**Task 1**
List the names of all functions defined in the partitioner code.

**Source document**
* START *

# Copyright (c) Meta Platforms, Inc. and affiliates.
# All rights reserved.
# Copyright 2025-2026 Arm Limited and/or its affiliates.
#
# This source code is licensed under the BSD-style license found in the
# LICENSE file in the root directory of this source tree.

from typing import List, Optional


def get_xnnpack_partitioner(dynamic_quant_only_partitioner: bool = True):
    """
    Returns the XNNPACK partitioner.

    @arg dynamic_quant_only_partitioner:
        This is enabled by default to keep BC.
        If dynamic_quant_only_partitioner is True, then only dynamically quantized
        linear layers will be partitioned.
        Else, anything which can be will be partitioned greedily.
    """
    from executorch.backends.xnnpack.partition.xnnpack_partitioner import (
        XnnpackDynamicallyQuantizedPartitioner,
        XnnpackPartitioner,
    )

    if dynamic_quant_only_partitioner:
        # Following changes due to.
        # 1. We need dynamically quantized partitioner for both pt2e_quantize options
        #    as well as "qmode 8da4w" which is also dynamic quantizes linear layers.
        # 2. XNNPACK partitioner seems to result in seg fault for non dqlinear ops.
        return XnnpackDynamicallyQuantizedPartitioner()
    return XnnpackPartitioner()


def get_vulkan_partitioner(
    dtype_override: Optional[str] = None,
    enable_dynamic_shape: bool = False,
    force_fp16: bool = False,
):
    assert (
        dtype_override == "fp32" or dtype_override is None
    ), "Vulkan backend does not support non fp32 dtypes at the moment"
    from executorch.backends.vulkan.partitioner.vulkan_partitioner import (
        VulkanPartitioner,
    )

    return VulkanPartitioner(
        {"require_dynamic_shapes": enable_dynamic_shape, "force_fp16": force_fp16}
    )


def get_mps_partitioner(use_kv_cache: bool = False):
    from executorch.exir.backend.backend_details import CompileSpec

    assert (
        use_kv_cache is True
    ), "MPS backend currently only supports static shape and use_kv_cache=True is the only way to support it at the moment"

* END *

Element and region data:
* START *

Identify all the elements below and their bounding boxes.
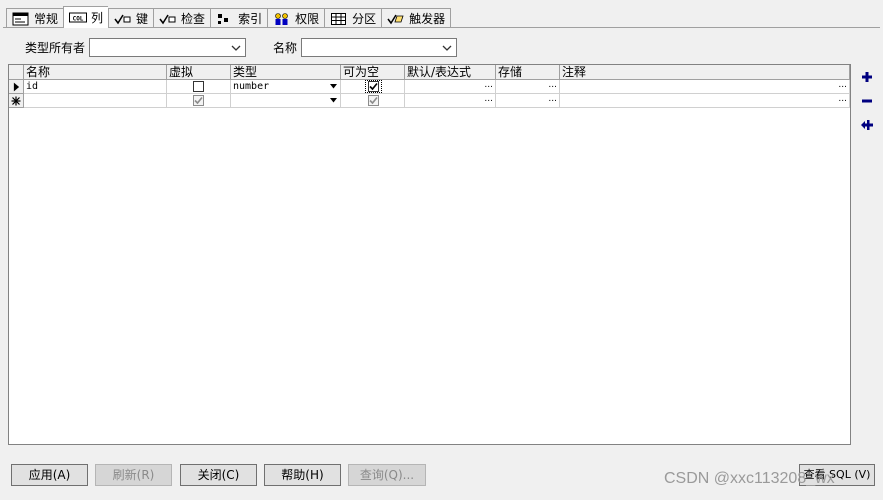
- ellipsis-button[interactable]: ...: [548, 94, 557, 105]
- index-icon: [216, 12, 234, 26]
- tab-columns-label: 列: [91, 11, 104, 25]
- tab-partitions-label: 分区: [352, 12, 377, 26]
- tab-indexes-label: 索引: [238, 12, 263, 26]
- nullable-checkbox[interactable]: [368, 81, 379, 92]
- watermark: CSDN @xxc113208_wx: [664, 470, 835, 487]
- tab-bar: 常规 COL 列 键 检查 索引 权限 分区 触发器: [6, 6, 452, 28]
- refresh-button[interactable]: 刷新(R): [95, 464, 172, 486]
- checkmark-icon: [369, 82, 378, 91]
- add-column-button[interactable]: [859, 69, 875, 85]
- help-button[interactable]: 帮助(H): [264, 464, 341, 486]
- table-row[interactable]: ... ... ...: [9, 94, 850, 108]
- cell-nullable[interactable]: [341, 94, 405, 108]
- dropdown-arrow-icon[interactable]: [330, 84, 337, 89]
- header-virtual[interactable]: 虚拟: [167, 65, 231, 80]
- virtual-checkbox[interactable]: [193, 95, 204, 106]
- cell-storage[interactable]: ...: [496, 80, 560, 94]
- cell-name[interactable]: id: [24, 80, 167, 94]
- ellipsis-button[interactable]: ...: [838, 94, 847, 105]
- tab-checks-label: 检查: [181, 12, 206, 26]
- columns-grid[interactable]: 名称 虚拟 类型 可为空 默认/表达式 存储 注释 id number ...: [8, 64, 851, 445]
- partition-icon: [330, 12, 348, 26]
- privileges-icon: [273, 12, 291, 26]
- type-owner-combo[interactable]: [89, 38, 246, 57]
- tab-general[interactable]: 常规: [6, 8, 64, 28]
- type-name-label: 名称: [273, 41, 298, 55]
- tab-columns[interactable]: COL 列: [63, 6, 109, 28]
- table-row[interactable]: id number ... ... ...: [9, 80, 850, 94]
- cell-default[interactable]: ...: [405, 94, 496, 108]
- tab-partitions[interactable]: 分区: [324, 8, 382, 28]
- nullable-checkbox[interactable]: [368, 95, 379, 106]
- header-comment[interactable]: 注释: [560, 65, 850, 80]
- remove-column-button[interactable]: [859, 93, 875, 109]
- cell-type[interactable]: [231, 94, 341, 108]
- tab-indexes[interactable]: 索引: [210, 8, 268, 28]
- general-icon: [12, 12, 30, 26]
- query-button[interactable]: 查询(Q)...: [348, 464, 426, 486]
- ellipsis-button[interactable]: ...: [548, 80, 557, 91]
- cell-comment[interactable]: ...: [560, 94, 850, 108]
- new-row-icon: [9, 94, 24, 108]
- virtual-checkbox[interactable]: [193, 81, 204, 92]
- cell-comment[interactable]: ...: [560, 80, 850, 94]
- cell-storage[interactable]: ...: [496, 94, 560, 108]
- insert-icon: [861, 120, 873, 130]
- cell-type-value: number: [233, 81, 270, 92]
- plus-icon: [862, 72, 872, 82]
- ellipsis-button[interactable]: ...: [484, 94, 493, 105]
- key-icon: [114, 12, 132, 26]
- header-name[interactable]: 名称: [24, 65, 167, 80]
- tab-general-label: 常规: [34, 12, 59, 26]
- cell-nullable[interactable]: [341, 80, 405, 94]
- tab-privileges-label: 权限: [295, 12, 320, 26]
- header-indicator: [9, 65, 24, 80]
- header-type[interactable]: 类型: [231, 65, 341, 80]
- svg-text:COL: COL: [73, 15, 84, 22]
- dropdown-arrow-icon[interactable]: [330, 98, 337, 103]
- chevron-down-icon: [231, 45, 241, 51]
- cell-type[interactable]: number: [231, 80, 341, 94]
- chevron-down-icon: [442, 45, 452, 51]
- minus-icon: [862, 99, 872, 103]
- close-button[interactable]: 关闭(C): [180, 464, 257, 486]
- cell-default[interactable]: ...: [405, 80, 496, 94]
- tab-keys[interactable]: 键: [108, 8, 154, 28]
- tab-triggers[interactable]: 触发器: [381, 8, 452, 28]
- apply-button[interactable]: 应用(A): [11, 464, 88, 486]
- tab-keys-label: 键: [136, 12, 149, 26]
- cell-name[interactable]: [24, 94, 167, 108]
- checkmark-icon: [194, 96, 203, 105]
- type-owner-label: 类型所有者: [25, 41, 86, 55]
- check-icon: [159, 12, 177, 26]
- cell-virtual[interactable]: [167, 94, 231, 108]
- cell-virtual[interactable]: [167, 80, 231, 94]
- type-name-combo[interactable]: [301, 38, 457, 57]
- header-default[interactable]: 默认/表达式: [405, 65, 496, 80]
- checkmark-icon: [369, 96, 378, 105]
- columns-icon: COL: [69, 11, 88, 25]
- header-nullable[interactable]: 可为空: [341, 65, 405, 80]
- ellipsis-button[interactable]: ...: [484, 80, 493, 91]
- trigger-icon: [387, 12, 405, 26]
- tab-checks[interactable]: 检查: [153, 8, 211, 28]
- tab-privileges[interactable]: 权限: [267, 8, 325, 28]
- grid-header: 名称 虚拟 类型 可为空 默认/表达式 存储 注释: [9, 65, 850, 80]
- current-row-icon: [9, 80, 24, 94]
- tab-triggers-label: 触发器: [409, 12, 446, 26]
- ellipsis-button[interactable]: ...: [838, 80, 847, 91]
- insert-column-button[interactable]: [859, 117, 875, 133]
- header-storage[interactable]: 存储: [496, 65, 560, 80]
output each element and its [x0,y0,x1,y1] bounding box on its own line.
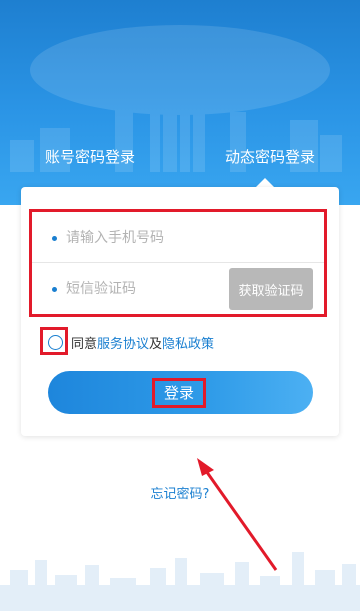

* END *

**Task 2**
From the rows, quote every line from the one with "- ellipsis-button[interactable]: ...: [548, 94, 557, 105]" to the one with "- privileges-icon: [273, 12, 291, 26]", both included.

**Task response 1**
get_xnnpack_partitioner
get_vulkan_partitioner
get_mps_partitioner

**Task response 2**
- ellipsis-button[interactable]: ...: [548, 94, 557, 105]
- index-icon: [216, 12, 234, 26]
- tab-columns-label: 列: [91, 11, 104, 25]
- tab-partitions-label: 分区: [352, 12, 377, 26]
- tab-indexes-label: 索引: [238, 12, 263, 26]
- nullable-checkbox[interactable]: [368, 81, 379, 92]
- watermark: CSDN @xxc113208_wx: [664, 470, 835, 487]
- tab-bar: 常规 COL 列 键 检查 索引 权限 分区 触发器: [6, 6, 452, 28]
- refresh-button[interactable]: 刷新(R): [95, 464, 172, 486]
- checkmark-icon: [369, 82, 378, 91]
- add-column-button[interactable]: [859, 69, 875, 85]
- help-button[interactable]: 帮助(H): [264, 464, 341, 486]
- table-row[interactable]: ... ... ...: [9, 94, 850, 108]
- cell-nullable[interactable]: [341, 94, 405, 108]
- dropdown-arrow-icon[interactable]: [330, 84, 337, 89]
- header-virtual[interactable]: 虚拟: [167, 65, 231, 80]
- virtual-checkbox[interactable]: [193, 95, 204, 106]
- cell-storage[interactable]: ...: [496, 80, 560, 94]
- cell-name[interactable]: id: [24, 80, 167, 94]
- ellipsis-button[interactable]: ...: [838, 94, 847, 105]
- tab-checks-label: 检查: [181, 12, 206, 26]
- columns-grid[interactable]: 名称 虚拟 类型 可为空 默认/表达式 存储 注释 id number ...: [8, 64, 851, 445]
- partition-icon: [330, 12, 348, 26]
- privileges-icon: [273, 12, 291, 26]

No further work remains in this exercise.